Intellectual Mixed Martial Arts*

I. Introduction

One night many years ago, my wife couldn’t sleep. So I said, “Let me bring you a glass of warm milk.” She drank the warm milk, but she still couldn’t sleep.

So I said, “Let me give you a massage.” So I gave her a massage, but she still couldn’t sleep.

Finally, I asked her, “Have you tried counting sheep?”

She replied, “Sheep, cows, pigs, but I still can’t sleep.”

I did not know what else to do, so I said, “Can I share with you what I’ve been reading lately? I’m reading this book on logic and it’s very fascinating.”

She said, “Interesting. *Yawn*. What’s logic?”

So I explained to her, “Well, the author of the book defined logic as the science of evaluating arguments and constructing good arguments. So this is a theoretical book that discusses the concepts, principles, and methods of logic…” But before I could finish my sentence, my wife was already fast asleep.

Mister Toastmaster, fellow Toastmasters, and friends, *bow*

Logic bored my wife to sleep, but it is far from boring. And here’s my proof.

In this short speech, I am going to talk about what logic is, why it’s important, and how to do it, using this Jiu Jitsu gi that I am wearing as my visual aid.

II. Body

What Logic Is

First, what is logic? Logic is not simply an academic discipline. It’s more like intellectual mixed martial arts because there’s an intellectual self-defense aspect to it. So it’s not boring.

We are all constantly surrounded by individuals, groups, and institutions that try to influence our beliefs, values, and actions.

For example, when you go to a book shop, you will find books in the religion or philosophy section that try to prove that God is a delusion. Or conversely, that God is real.

When you open the newspaper in the morning, you will read essays and opinion pieces that try to persuade you to support or reject a particular political view.

When you open your television, you will see ads that try to convince you to buy certain products.

Logic enables us to pause and ask, “Wait a minute, should I believe these claims? Are these claims true? Are there good reasons for thinking that God is a delusion or is real, or that this political view is valid, or that this bottle of soft drink contains 1 liter of happiness?”

Logic sensitizes us to the fact that we are always surrounded by all kinds of claims and it helps us assume a more defensive and critical attitude. It equips us to assess the truth or falsity of ideas. And this matters because ideas have consequences.

Why Logic is Important

Second, why is logic important? Logic is important because these individuals, groups, and institutions are of course motivated by their interests and their interests may not necessarily be beneficial for us. In fact, their interests may directly harm us. Through our knowledge of and skill in logic, we can assess the claims of these individuals and groups to see whether they are true and/or harmful.

How to Do Logic

So finally, how do you do logic? How do you practice intellectual mixed martial arts?

There are loads of textbooks on logic that show you how to do that and it normally takes you a semester to study logic in college. I only have a few minutes so I’m going to summarize logic in 3 steps.

> **Recorded information**
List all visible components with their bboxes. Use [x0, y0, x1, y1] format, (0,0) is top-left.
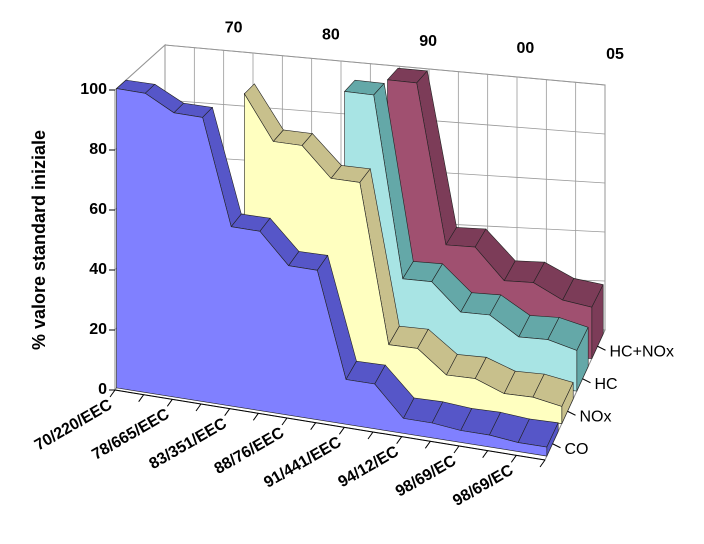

> **What is asked**
[A] Answer these questions about the speech on logic:
(i) What did the speaker first offer to bring the sleepless wife?
(ii) How did the author of the book the speaker was reading define logic?
(iii) What does the speaker use as a visual aid?
[B] Extend the speech on logic past its final sentence by presenting the three steps it promises.
The data was drawn from a separate source and has no connection to the speech.

> **Responses for each task**
[A]
(i) A glass of warm milk.
(ii) As the science of evaluating arguments and constructing good arguments.
(iii) The Jiu Jitsu gi the speaker is wearing.

[B]
But first, it is important for us to understand the concept of an argument

Imagine that these books make up a house. This first book is the roof and these two books are the walls or pillars. An argument is a lot like a house. This roof represents the claim or conclusion of an argument. This first pillar represents the structure or form of the argument and this second pillar represents the content or premises of the argument. A good argument has all of these elements – a claim or conclusion, a valid or strong structure (in other words, the conclusion follows from the premises if the premises are plausibly true), and plausibly true premises or content. If either or all of these are missing, your whole argument will collapse and what you’ll have is either a bad argument or a mere assertion.

Again, a good argument = strong or valid structure or form + plausibly true premises or content.

So with that in mind, here are the 3 steps on how to do logic or intellectual mixed martial arts:

1. Ask yourself, “Is this piece of writing or speech an argument or an assertion? If its claim is backed up by reasons, evidences, and facts, then it is an argument. If not, then it’s a mere assertion.”

2. If it’s an argument, ask, “Is its structure valid or strong? Does the conclusion follow from the premises if the premises are true?”

3. Finally, “Are its contents or premises plausibly true? Are they backed up by evidences and facts?”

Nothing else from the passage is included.